BEGIN DATA FOR REVIEW

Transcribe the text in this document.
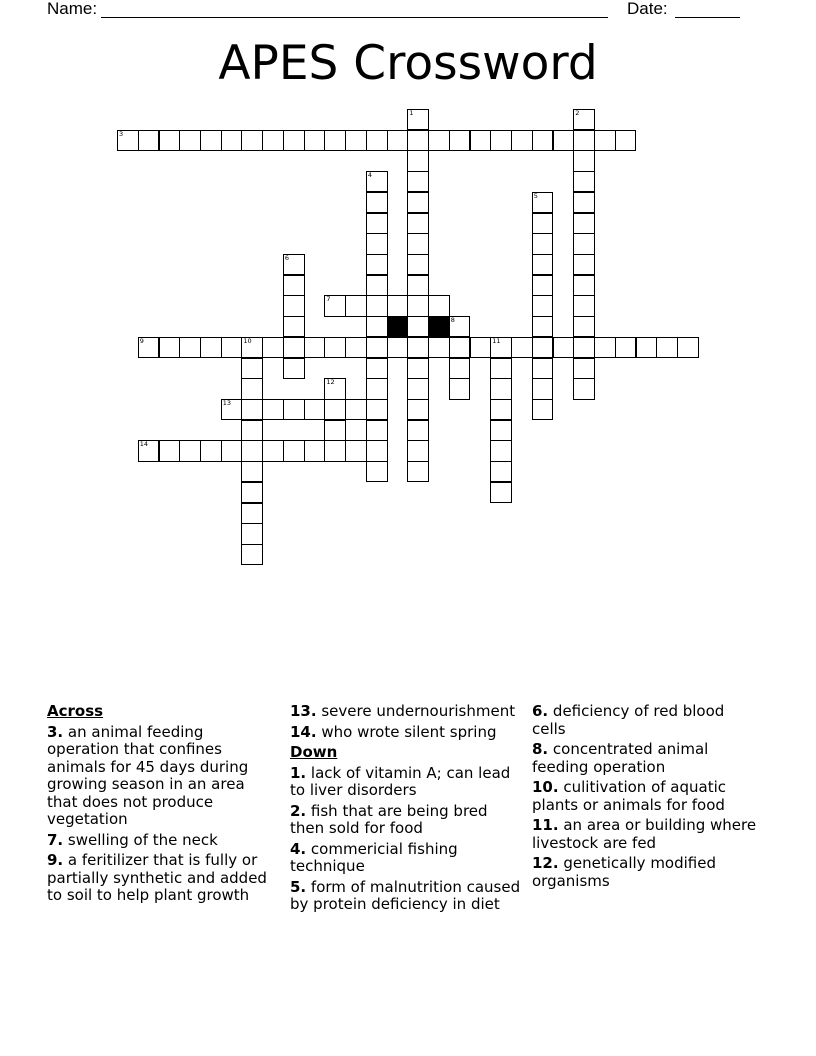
Name:	Date:
APES Crossword
1	2
3
4
5
6
7
8
9	10	11
12
13
14
Across
3. an animal feeding operation that confines animals for 45 days during growing season in an area that does not produce vegetation
7. swelling of the neck
9. a feritilizer that is fully or partially synthetic and added to soil to help plant growth
13. severe undernourishment
14. who wrote silent spring
Down
1. lack of vitamin A; can lead to liver disorders
2. fish that are being bred then sold for food
4. commericial fishing technique
5. form of malnutrition caused by protein deficiency in diet
6. deficiency of red blood cells
8. concentrated animal feeding operation
10. culitivation of aquatic plants or animals for food
11. an area or building where livestock are fed
12. genetically modified organisms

END DATA FOR REVIEW

> _ASSIGNED TASK_
In the transcription, every picture is to be excluded and the records above given again exactly.

> _SOLVED EXERCISE_
Transcribe the text in this document.
Name:	Date:
APES Crossword
1	2
3
4
5
6
7
8
9	10	11
12
13
14
Across
3. an animal feeding operation that confines animals for 45 days during growing season in an area that does not produce vegetation
7. swelling of the neck
9. a feritilizer that is fully or partially synthetic and added to soil to help plant growth
13. severe undernourishment
14. who wrote silent spring
Down
1. lack of vitamin A; can lead to liver disorders
2. fish that are being bred then sold for food
4. commericial fishing technique
5. form of malnutrition caused by protein deficiency in diet
6. deficiency of red blood cells
8. concentrated animal feeding operation
10. culitivation of aquatic plants or animals for food
11. an area or building where livestock are fed
12. genetically modified organisms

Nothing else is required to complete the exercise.